SHORT TASK ▸
Without the pictures, print each of the records below exactly as it appears.

SUPPLIED RECORDS ▸
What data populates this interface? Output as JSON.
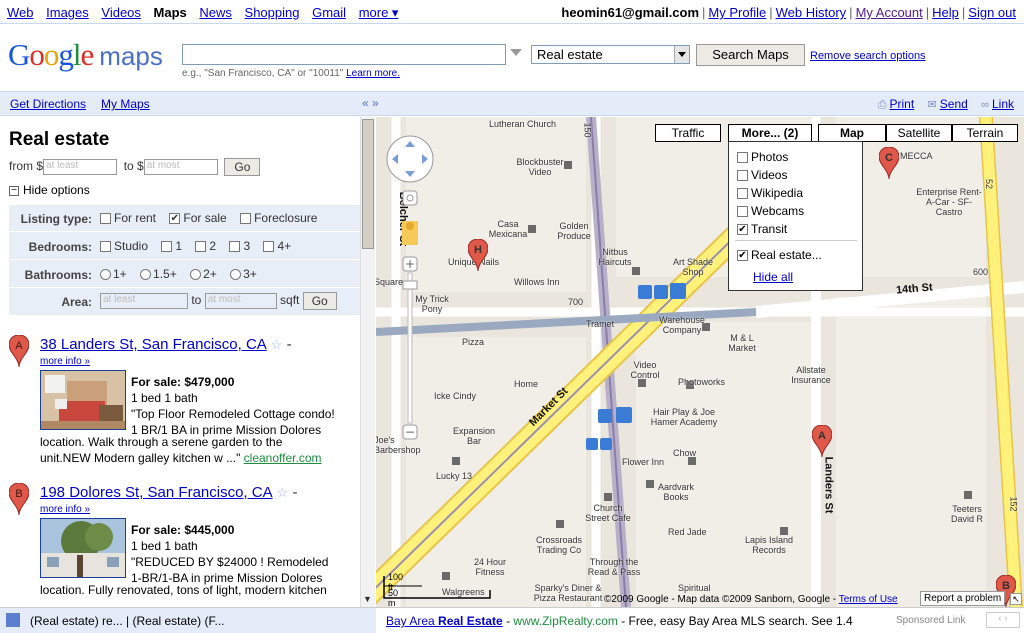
{
  "topnav": {
    "links": [
      "Web",
      "Images",
      "Videos",
      "Maps",
      "News",
      "Shopping",
      "Gmail",
      "more ▾"
    ],
    "selected": "Maps",
    "email": "heomin61@gmail.com",
    "account_links": [
      "My Profile",
      "Web History",
      "My Account",
      "Help",
      "Sign out"
    ]
  },
  "header": {
    "logo_maps": "maps",
    "search_value": "",
    "search_hint": "e.g., \"San Francisco, CA\" or \"10011\"",
    "search_hint_link": "Learn more.",
    "category": "Real estate",
    "search_button": "Search Maps",
    "remove_options": "Remove search options"
  },
  "toolbar": {
    "get_directions": "Get Directions",
    "my_maps": "My Maps",
    "collapse": "« »",
    "print": "Print",
    "send": "Send",
    "link": "Link"
  },
  "panel": {
    "title": "Real estate",
    "from_label": "from $",
    "to_label": "to $",
    "min_placeholder": "at least",
    "max_placeholder": "at most",
    "go": "Go",
    "hide_options": "Hide options",
    "listing_type": {
      "label": "Listing type:",
      "options": [
        {
          "text": "For rent",
          "checked": false
        },
        {
          "text": "For sale",
          "checked": true
        },
        {
          "text": "Foreclosure",
          "checked": false
        }
      ]
    },
    "bedrooms": {
      "label": "Bedrooms:",
      "options": [
        "Studio",
        "1",
        "2",
        "3",
        "4+"
      ]
    },
    "bathrooms": {
      "label": "Bathrooms:",
      "options": [
        "1+",
        "1.5+",
        "2+",
        "3+"
      ]
    },
    "area": {
      "label": "Area:",
      "min_placeholder": "at least",
      "to": "to",
      "max_placeholder": "at most",
      "unit": "sqft",
      "go": "Go"
    },
    "results": [
      {
        "marker": "A",
        "title": "38 Landers St, San Francisco, CA",
        "more_info": "more info »",
        "price": "For sale: $479,000",
        "beds_baths": "1 bed 1 bath",
        "desc_lines": [
          "\"Top Floor Remodeled Cottage condo!",
          "1 BR/1 BA in prime Mission Dolores"
        ],
        "desc_full": [
          "location. Walk through a serene garden to the",
          "unit.NEW Modern galley kitchen w ...\" "
        ],
        "source": "cleanoffer.com"
      },
      {
        "marker": "B",
        "title": "198 Dolores St, San Francisco, CA",
        "more_info": "more info »",
        "price": "For sale: $445,000",
        "beds_baths": "1 bed 1 bath",
        "desc_lines": [
          "\"REDUCED BY $24000 ! Remodeled",
          "1-BR/1-BA in prime Mission Dolores"
        ],
        "desc_full": [
          "location. Fully renovated, tons of light, modern kitchen"
        ],
        "source": ""
      }
    ]
  },
  "map": {
    "buttons": {
      "traffic": "Traffic",
      "more": "More... (2)",
      "map": "Map",
      "satellite": "Satellite",
      "terrain": "Terrain"
    },
    "more_menu": [
      {
        "text": "Photos",
        "checked": false
      },
      {
        "text": "Videos",
        "checked": false
      },
      {
        "text": "Wikipedia",
        "checked": false
      },
      {
        "text": "Webcams",
        "checked": false
      },
      {
        "text": "Transit",
        "checked": true
      },
      {
        "text": "Real estate...",
        "checked": true
      }
    ],
    "hide_all": "Hide all",
    "markers": [
      "A",
      "B",
      "C",
      "H"
    ],
    "street_labels": {
      "market": "Market St",
      "fourteenth": "14th St",
      "landers": "Landers St",
      "belcher": "Belcher St"
    },
    "places": {
      "lutheran_church": "Lutheran Church",
      "blockbuster": "Blockbuster Video",
      "casa_mexicana": "Casa Mexicana",
      "golden_produce": "Golden Produce",
      "nitbus_haircuts": "Nitbus Haircuts",
      "art_shade": "Art Shade Shop",
      "mecca": "MECCA",
      "enterprise": "Enterprise Rent-A-Car - SF-Castro",
      "unique_nails": "Unique Nails",
      "willows_inn": "Willows Inn",
      "my_trick_pony": "My Trick Pony",
      "trannet": "Tramet",
      "warehouse": "Warehouse Company",
      "ml_market": "M & L Market",
      "allstate": "Allstate Insurance",
      "pizza": "Pizza",
      "home": "Home",
      "video_control": "Video Control",
      "photoworks": "Photoworks",
      "icke_cindy": "Icke Cindy",
      "expansion_bar": "Expansion Bar",
      "hair_play": "Hair Play & Joe Hamer Academy",
      "chow": "Chow",
      "lucky13": "Lucky 13",
      "flower_inn": "Flower Inn",
      "aardvark": "Aardvark Books",
      "church_street_cafe": "Church Street Cafe",
      "red_jade": "Red Jade",
      "crossroads": "Crossroads Trading Co",
      "lapis_island": "Lapis Island Records",
      "teeters": "Teeters David R",
      "fitness": "24 Hour Fitness",
      "through_read": "Through the Read & Pass",
      "sparkys": "Sparky's Diner & Pizza Restaurant",
      "spiritual": "Spiritual",
      "walgreens": "Walgreens",
      "square": "Square",
      "joes_barbershop": "Joe's Barbershop",
      "n600": "600",
      "n700": "700",
      "n150": "150",
      "n152": "152",
      "n52": "52"
    },
    "scale_ft": "100 ft",
    "scale_m": "50 m",
    "copyright": "©2009 Google - Map data ©2009 Sanborn, Google -",
    "terms": "Terms of Use",
    "report": "Report a problem"
  },
  "bottom": {
    "status": "(Real estate) re... | (Real estate) (F...",
    "ad_title_prefix": "Bay Area ",
    "ad_title_kw": "Real Estate",
    "ad_url": "www.ZipRealty.com",
    "ad_text": "- Free, easy Bay Area MLS search. See 1.4",
    "sponsored": "Sponsored Link",
    "nav": "‹ ›"
  },
  "colors": {
    "link": "#0000cc",
    "toolbar_bg": "#e5ecf9",
    "map_bg": "#eae6de",
    "major_road": "#ffef7a",
    "marker": "#e0584a"
  }
}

SOLUTION ▸
What data populates this interface? Output as JSON.
{
  "topnav": {
    "links": [
      "Web",
      "Images",
      "Videos",
      "Maps",
      "News",
      "Shopping",
      "Gmail",
      "more ▾"
    ],
    "selected": "Maps",
    "email": "heomin61@gmail.com",
    "account_links": [
      "My Profile",
      "Web History",
      "My Account",
      "Help",
      "Sign out"
    ]
  },
  "header": {
    "logo_maps": "maps",
    "search_value": "",
    "search_hint": "e.g., \"San Francisco, CA\" or \"10011\"",
    "search_hint_link": "Learn more.",
    "category": "Real estate",
    "search_button": "Search Maps",
    "remove_options": "Remove search options"
  },
  "toolbar": {
    "get_directions": "Get Directions",
    "my_maps": "My Maps",
    "collapse": "« »",
    "print": "Print",
    "send": "Send",
    "link": "Link"
  },
  "panel": {
    "title": "Real estate",
    "from_label": "from $",
    "to_label": "to $",
    "min_placeholder": "at least",
    "max_placeholder": "at most",
    "go": "Go",
    "hide_options": "Hide options",
    "listing_type": {
      "label": "Listing type:",
      "options": [
        {
          "text": "For rent",
          "checked": false
        },
        {
          "text": "For sale",
          "checked": true
        },
        {
          "text": "Foreclosure",
          "checked": false
        }
      ]
    },
    "bedrooms": {
      "label": "Bedrooms:",
      "options": [
        "Studio",
        "1",
        "2",
        "3",
        "4+"
      ]
    },
    "bathrooms": {
      "label": "Bathrooms:",
      "options": [
        "1+",
        "1.5+",
        "2+",
        "3+"
      ]
    },
    "area": {
      "label": "Area:",
      "min_placeholder": "at least",
      "to": "to",
      "max_placeholder": "at most",
      "unit": "sqft",
      "go": "Go"
    },
    "results": [
      {
        "marker": "A",
        "title": "38 Landers St, San Francisco, CA",
        "more_info": "more info »",
        "price": "For sale: $479,000",
        "beds_baths": "1 bed 1 bath",
        "desc_lines": [
          "\"Top Floor Remodeled Cottage condo!",
          "1 BR/1 BA in prime Mission Dolores"
        ],
        "desc_full": [
          "location. Walk through a serene garden to the",
          "unit.NEW Modern galley kitchen w ...\" "
        ],
        "source": "cleanoffer.com"
      },
      {
        "marker": "B",
        "title": "198 Dolores St, San Francisco, CA",
        "more_info": "more info »",
        "price": "For sale: $445,000",
        "beds_baths": "1 bed 1 bath",
        "desc_lines": [
          "\"REDUCED BY $24000 ! Remodeled",
          "1-BR/1-BA in prime Mission Dolores"
        ],
        "desc_full": [
          "location. Fully renovated, tons of light, modern kitchen"
        ],
        "source": ""
      }
    ]
  },
  "map": {
    "buttons": {
      "traffic": "Traffic",
      "more": "More... (2)",
      "map": "Map",
      "satellite": "Satellite",
      "terrain": "Terrain"
    },
    "more_menu": [
      {
        "text": "Photos",
        "checked": false
      },
      {
        "text": "Videos",
        "checked": false
      },
      {
        "text": "Wikipedia",
        "checked": false
      },
      {
        "text": "Webcams",
        "checked": false
      },
      {
        "text": "Transit",
        "checked": true
      },
      {
        "text": "Real estate...",
        "checked": true
      }
    ],
    "hide_all": "Hide all",
    "markers": [
      "A",
      "B",
      "C",
      "H"
    ],
    "street_labels": {
      "market": "Market St",
      "fourteenth": "14th St",
      "landers": "Landers St",
      "belcher": "Belcher St"
    },
    "places": {
      "lutheran_church": "Lutheran Church",
      "blockbuster": "Blockbuster Video",
      "casa_mexicana": "Casa Mexicana",
      "golden_produce": "Golden Produce",
      "nitbus_haircuts": "Nitbus Haircuts",
      "art_shade": "Art Shade Shop",
      "mecca": "MECCA",
      "enterprise": "Enterprise Rent-A-Car - SF-Castro",
      "unique_nails": "Unique Nails",
      "willows_inn": "Willows Inn",
      "my_trick_pony": "My Trick Pony",
      "trannet": "Tramet",
      "warehouse": "Warehouse Company",
      "ml_market": "M & L Market",
      "allstate": "Allstate Insurance",
      "pizza": "Pizza",
      "home": "Home",
      "video_control": "Video Control",
      "photoworks": "Photoworks",
      "icke_cindy": "Icke Cindy",
      "expansion_bar": "Expansion Bar",
      "hair_play": "Hair Play & Joe Hamer Academy",
      "chow": "Chow",
      "lucky13": "Lucky 13",
      "flower_inn": "Flower Inn",
      "aardvark": "Aardvark Books",
      "church_street_cafe": "Church Street Cafe",
      "red_jade": "Red Jade",
      "crossroads": "Crossroads Trading Co",
      "lapis_island": "Lapis Island Records",
      "teeters": "Teeters David R",
      "fitness": "24 Hour Fitness",
      "through_read": "Through the Read & Pass",
      "sparkys": "Sparky's Diner & Pizza Restaurant",
      "spiritual": "Spiritual",
      "walgreens": "Walgreens",
      "square": "Square",
      "joes_barbershop": "Joe's Barbershop",
      "n600": "600",
      "n700": "700",
      "n150": "150",
      "n152": "152",
      "n52": "52"
    },
    "scale_ft": "100 ft",
    "scale_m": "50 m",
    "copyright": "©2009 Google - Map data ©2009 Sanborn, Google -",
    "terms": "Terms of Use",
    "report": "Report a problem"
  },
  "bottom": {
    "status": "(Real estate) re... | (Real estate) (F...",
    "ad_title_prefix": "Bay Area ",
    "ad_title_kw": "Real Estate",
    "ad_url": "www.ZipRealty.com",
    "ad_text": "- Free, easy Bay Area MLS search. See 1.4",
    "sponsored": "Sponsored Link",
    "nav": "‹ ›"
  },
  "colors": {
    "link": "#0000cc",
    "toolbar_bg": "#e5ecf9",
    "map_bg": "#eae6de",
    "major_road": "#ffef7a",
    "marker": "#e0584a"
  }
}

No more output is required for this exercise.